======== PROVIDED MATERIAL ========

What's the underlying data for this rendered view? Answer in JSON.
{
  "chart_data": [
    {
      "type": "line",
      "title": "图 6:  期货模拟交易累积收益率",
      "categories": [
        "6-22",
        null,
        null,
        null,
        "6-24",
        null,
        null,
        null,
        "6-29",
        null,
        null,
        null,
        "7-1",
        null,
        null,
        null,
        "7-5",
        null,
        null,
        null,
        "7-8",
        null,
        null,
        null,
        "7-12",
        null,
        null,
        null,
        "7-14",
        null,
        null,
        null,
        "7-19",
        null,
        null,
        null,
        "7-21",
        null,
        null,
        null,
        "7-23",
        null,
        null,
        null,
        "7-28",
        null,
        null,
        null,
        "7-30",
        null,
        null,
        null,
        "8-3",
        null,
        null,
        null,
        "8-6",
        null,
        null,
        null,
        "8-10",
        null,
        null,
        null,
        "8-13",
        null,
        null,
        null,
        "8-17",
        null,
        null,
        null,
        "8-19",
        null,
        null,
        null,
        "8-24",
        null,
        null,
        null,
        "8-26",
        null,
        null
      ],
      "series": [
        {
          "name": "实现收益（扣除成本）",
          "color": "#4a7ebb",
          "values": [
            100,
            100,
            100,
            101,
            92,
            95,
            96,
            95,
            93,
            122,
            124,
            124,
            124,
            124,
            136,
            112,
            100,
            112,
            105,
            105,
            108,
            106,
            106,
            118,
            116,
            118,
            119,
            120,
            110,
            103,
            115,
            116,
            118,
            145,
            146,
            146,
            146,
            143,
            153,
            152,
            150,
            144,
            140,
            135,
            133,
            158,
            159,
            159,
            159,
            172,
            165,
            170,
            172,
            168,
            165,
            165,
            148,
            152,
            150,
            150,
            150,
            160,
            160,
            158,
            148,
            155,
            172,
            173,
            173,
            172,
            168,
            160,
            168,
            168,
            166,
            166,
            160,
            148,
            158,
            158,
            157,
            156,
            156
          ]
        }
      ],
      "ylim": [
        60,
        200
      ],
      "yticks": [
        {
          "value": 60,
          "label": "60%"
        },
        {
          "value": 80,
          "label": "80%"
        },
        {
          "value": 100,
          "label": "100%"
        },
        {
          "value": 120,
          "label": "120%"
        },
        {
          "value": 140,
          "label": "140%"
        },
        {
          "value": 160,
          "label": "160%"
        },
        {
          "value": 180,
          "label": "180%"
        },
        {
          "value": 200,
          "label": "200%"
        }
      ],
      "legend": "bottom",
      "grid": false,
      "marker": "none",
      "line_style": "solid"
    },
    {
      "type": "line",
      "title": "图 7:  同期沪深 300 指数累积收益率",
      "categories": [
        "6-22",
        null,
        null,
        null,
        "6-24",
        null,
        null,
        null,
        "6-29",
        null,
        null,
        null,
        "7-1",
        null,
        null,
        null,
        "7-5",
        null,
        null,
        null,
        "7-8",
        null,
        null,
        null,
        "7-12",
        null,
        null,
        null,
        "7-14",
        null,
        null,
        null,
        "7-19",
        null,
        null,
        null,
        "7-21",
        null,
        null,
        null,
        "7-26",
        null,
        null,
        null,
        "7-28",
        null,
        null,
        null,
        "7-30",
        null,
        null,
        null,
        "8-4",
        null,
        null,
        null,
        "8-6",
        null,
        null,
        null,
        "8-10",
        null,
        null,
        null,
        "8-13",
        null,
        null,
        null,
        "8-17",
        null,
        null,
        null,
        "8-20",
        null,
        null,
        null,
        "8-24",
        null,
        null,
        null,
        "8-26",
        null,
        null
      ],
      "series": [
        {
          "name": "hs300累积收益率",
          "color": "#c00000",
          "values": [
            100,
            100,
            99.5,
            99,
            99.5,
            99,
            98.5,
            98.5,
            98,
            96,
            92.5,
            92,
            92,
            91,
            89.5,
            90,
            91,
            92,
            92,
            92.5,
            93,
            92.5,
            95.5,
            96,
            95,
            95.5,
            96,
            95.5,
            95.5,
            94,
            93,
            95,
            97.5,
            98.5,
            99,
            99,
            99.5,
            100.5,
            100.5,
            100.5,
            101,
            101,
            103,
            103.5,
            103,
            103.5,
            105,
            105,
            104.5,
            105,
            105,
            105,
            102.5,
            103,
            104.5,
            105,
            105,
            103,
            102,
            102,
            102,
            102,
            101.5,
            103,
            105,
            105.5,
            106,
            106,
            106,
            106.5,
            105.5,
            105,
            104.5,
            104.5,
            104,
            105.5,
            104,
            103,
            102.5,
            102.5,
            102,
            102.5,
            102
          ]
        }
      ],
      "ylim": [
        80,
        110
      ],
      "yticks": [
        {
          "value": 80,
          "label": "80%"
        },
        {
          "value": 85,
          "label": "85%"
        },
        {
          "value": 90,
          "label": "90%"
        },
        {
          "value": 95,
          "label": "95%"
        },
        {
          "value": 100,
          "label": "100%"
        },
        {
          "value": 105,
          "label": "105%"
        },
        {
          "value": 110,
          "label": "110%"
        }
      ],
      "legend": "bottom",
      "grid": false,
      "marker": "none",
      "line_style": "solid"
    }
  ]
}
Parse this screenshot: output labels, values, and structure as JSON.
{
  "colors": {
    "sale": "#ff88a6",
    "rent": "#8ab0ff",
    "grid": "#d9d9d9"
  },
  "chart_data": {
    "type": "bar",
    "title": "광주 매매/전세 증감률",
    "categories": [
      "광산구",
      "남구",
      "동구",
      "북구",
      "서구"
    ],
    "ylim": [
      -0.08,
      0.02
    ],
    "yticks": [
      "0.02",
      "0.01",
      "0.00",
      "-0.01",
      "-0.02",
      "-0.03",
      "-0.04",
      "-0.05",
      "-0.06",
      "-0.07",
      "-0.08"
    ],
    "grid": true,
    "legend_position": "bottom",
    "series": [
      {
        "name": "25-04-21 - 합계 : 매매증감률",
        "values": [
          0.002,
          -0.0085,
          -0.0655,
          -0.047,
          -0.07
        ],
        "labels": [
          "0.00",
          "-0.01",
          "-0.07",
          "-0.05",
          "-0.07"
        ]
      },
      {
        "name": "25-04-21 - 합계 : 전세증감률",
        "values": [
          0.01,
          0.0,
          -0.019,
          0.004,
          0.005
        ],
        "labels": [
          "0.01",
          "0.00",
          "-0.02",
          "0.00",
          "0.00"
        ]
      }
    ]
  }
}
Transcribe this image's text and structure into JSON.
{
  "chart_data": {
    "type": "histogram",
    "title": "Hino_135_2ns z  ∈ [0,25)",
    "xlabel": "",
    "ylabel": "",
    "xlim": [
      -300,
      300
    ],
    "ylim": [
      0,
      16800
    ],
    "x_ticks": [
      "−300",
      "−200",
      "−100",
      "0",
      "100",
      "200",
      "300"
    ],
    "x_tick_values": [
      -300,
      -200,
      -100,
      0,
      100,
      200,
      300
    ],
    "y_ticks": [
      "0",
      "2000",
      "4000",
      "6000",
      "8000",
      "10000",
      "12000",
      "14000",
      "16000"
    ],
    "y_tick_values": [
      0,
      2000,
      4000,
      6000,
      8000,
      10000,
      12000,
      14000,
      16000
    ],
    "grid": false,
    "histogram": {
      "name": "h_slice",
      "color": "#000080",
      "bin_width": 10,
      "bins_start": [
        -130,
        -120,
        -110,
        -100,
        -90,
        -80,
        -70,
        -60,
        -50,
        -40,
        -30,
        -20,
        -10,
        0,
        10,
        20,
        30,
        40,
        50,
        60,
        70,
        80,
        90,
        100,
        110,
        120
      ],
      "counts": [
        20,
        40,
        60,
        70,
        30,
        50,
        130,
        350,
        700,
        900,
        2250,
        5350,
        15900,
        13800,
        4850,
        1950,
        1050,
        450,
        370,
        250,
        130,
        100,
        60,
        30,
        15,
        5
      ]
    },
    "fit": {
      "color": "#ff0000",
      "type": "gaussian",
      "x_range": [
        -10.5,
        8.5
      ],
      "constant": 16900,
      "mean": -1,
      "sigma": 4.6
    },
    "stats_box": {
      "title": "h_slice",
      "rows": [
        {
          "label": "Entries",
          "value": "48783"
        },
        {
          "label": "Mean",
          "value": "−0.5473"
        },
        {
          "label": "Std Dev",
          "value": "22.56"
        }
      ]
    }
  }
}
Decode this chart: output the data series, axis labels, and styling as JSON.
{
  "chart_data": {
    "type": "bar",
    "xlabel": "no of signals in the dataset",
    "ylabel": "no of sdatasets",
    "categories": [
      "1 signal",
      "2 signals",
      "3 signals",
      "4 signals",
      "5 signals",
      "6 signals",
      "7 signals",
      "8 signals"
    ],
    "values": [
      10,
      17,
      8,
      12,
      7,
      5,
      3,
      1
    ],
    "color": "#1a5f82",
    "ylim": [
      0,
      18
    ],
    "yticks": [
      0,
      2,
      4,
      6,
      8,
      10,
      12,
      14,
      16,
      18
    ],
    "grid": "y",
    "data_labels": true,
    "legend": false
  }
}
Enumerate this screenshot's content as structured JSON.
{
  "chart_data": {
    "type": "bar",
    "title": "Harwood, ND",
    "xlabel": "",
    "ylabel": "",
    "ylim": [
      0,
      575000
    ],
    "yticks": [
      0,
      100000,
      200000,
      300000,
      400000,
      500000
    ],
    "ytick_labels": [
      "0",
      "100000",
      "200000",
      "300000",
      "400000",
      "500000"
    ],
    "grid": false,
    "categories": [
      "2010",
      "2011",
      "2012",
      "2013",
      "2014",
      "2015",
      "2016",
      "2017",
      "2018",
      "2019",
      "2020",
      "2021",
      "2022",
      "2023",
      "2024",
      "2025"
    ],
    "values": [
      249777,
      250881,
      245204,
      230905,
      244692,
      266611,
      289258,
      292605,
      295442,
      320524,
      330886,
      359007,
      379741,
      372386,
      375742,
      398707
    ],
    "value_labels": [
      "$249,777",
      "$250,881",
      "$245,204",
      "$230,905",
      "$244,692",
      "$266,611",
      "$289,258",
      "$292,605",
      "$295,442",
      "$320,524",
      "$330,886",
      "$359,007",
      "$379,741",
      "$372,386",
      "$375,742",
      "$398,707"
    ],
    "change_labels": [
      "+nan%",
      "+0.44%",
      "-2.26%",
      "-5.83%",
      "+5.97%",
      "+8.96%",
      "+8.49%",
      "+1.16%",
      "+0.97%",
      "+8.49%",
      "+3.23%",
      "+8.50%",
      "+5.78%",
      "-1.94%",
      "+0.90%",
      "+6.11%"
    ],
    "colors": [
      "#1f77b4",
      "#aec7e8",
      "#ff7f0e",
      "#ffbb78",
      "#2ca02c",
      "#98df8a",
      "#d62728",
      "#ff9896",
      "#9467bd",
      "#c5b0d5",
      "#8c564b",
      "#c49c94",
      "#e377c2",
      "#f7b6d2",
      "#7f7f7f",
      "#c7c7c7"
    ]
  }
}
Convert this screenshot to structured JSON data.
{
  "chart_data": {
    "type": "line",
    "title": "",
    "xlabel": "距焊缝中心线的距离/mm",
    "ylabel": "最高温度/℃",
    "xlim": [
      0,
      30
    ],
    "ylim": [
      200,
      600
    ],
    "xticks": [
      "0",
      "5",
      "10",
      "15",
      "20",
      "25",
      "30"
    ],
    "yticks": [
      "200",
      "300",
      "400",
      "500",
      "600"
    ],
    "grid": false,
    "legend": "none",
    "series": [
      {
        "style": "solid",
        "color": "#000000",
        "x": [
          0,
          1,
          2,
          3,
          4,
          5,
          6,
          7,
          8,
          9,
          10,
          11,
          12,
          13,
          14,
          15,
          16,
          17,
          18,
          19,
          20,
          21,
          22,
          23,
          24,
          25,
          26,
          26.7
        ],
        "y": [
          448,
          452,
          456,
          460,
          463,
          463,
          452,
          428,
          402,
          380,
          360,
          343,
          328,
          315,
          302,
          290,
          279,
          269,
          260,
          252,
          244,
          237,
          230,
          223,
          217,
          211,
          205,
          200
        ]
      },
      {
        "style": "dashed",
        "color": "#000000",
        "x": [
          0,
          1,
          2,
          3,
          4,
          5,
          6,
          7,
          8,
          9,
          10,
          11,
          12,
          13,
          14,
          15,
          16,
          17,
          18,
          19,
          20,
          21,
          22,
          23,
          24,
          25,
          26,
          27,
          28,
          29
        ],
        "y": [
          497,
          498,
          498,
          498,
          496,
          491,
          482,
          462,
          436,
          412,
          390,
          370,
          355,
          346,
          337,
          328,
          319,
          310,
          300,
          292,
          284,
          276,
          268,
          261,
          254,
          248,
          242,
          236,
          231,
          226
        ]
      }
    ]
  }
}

========

REQUEST
Copy every line in the records above that contains the word "name".

THE COMPLETED TASK
          "name": "实现收益（扣除成本）",
          "name": "hs300累积收益率",
        "name": "25-04-21 - 합계 : 매매증감률",
        "name": "25-04-21 - 합계 : 전세증감률",
      "name": "h_slice",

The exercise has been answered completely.